*WORK REQUIRED*: Go through the material and pull out every line with the string "JSON" in it.

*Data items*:
------------------------------------
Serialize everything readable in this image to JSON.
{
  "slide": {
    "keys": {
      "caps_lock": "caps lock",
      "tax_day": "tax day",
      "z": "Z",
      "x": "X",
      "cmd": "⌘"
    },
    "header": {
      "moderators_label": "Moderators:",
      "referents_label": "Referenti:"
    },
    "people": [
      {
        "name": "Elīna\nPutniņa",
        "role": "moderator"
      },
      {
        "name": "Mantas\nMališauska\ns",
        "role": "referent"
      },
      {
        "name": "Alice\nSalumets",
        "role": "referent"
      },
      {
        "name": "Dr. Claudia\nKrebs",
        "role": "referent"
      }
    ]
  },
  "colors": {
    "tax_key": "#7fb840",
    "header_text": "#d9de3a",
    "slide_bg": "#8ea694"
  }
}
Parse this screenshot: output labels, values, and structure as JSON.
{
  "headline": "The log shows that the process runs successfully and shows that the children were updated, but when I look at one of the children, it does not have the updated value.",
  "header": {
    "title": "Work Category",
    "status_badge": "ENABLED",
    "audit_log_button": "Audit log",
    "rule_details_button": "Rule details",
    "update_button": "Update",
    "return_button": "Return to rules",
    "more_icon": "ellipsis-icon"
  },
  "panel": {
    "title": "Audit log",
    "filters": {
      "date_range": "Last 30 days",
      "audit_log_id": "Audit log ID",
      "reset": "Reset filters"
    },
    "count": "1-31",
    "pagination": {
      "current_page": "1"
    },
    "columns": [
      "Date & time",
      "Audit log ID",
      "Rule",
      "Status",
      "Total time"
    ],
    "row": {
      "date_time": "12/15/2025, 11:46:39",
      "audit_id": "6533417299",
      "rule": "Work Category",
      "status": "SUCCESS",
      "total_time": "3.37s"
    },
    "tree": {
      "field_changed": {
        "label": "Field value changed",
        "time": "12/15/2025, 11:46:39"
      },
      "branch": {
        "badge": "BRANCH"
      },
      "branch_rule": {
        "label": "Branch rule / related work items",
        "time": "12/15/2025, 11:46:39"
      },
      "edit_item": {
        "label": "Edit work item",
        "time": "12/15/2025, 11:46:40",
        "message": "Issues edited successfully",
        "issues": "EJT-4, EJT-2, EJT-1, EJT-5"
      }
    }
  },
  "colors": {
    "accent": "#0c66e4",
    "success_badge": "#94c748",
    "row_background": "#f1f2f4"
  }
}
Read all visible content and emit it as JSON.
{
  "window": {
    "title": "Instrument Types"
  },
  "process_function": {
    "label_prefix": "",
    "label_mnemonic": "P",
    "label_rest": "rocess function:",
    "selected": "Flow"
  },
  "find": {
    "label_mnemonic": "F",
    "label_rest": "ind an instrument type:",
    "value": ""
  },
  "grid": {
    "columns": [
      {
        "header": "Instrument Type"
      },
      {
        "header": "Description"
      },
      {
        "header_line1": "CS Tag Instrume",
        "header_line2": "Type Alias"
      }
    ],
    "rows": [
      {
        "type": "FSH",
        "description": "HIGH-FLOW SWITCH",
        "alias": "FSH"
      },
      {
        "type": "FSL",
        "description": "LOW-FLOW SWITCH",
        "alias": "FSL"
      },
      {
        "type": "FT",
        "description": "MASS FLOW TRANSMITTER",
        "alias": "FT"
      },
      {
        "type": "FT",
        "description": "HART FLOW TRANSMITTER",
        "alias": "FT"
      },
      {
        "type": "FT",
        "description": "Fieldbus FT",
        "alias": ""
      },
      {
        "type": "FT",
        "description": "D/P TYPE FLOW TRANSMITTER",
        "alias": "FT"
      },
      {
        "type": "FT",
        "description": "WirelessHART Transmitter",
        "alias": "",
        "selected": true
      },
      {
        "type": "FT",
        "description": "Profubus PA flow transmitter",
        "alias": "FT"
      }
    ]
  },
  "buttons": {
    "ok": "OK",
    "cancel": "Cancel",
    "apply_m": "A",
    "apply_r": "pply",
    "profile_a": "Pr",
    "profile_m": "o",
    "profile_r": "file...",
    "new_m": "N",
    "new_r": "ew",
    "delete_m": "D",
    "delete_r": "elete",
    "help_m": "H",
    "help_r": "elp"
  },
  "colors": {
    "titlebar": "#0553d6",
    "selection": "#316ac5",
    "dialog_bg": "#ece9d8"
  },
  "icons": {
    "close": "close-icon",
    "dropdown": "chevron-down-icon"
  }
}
------------------------------------
*ANSWER TO THIS EXERCISE*:
Serialize everything readable in this image to JSON.
Parse this screenshot: output labels, values, and structure as JSON.
Read all visible content and emit it as JSON.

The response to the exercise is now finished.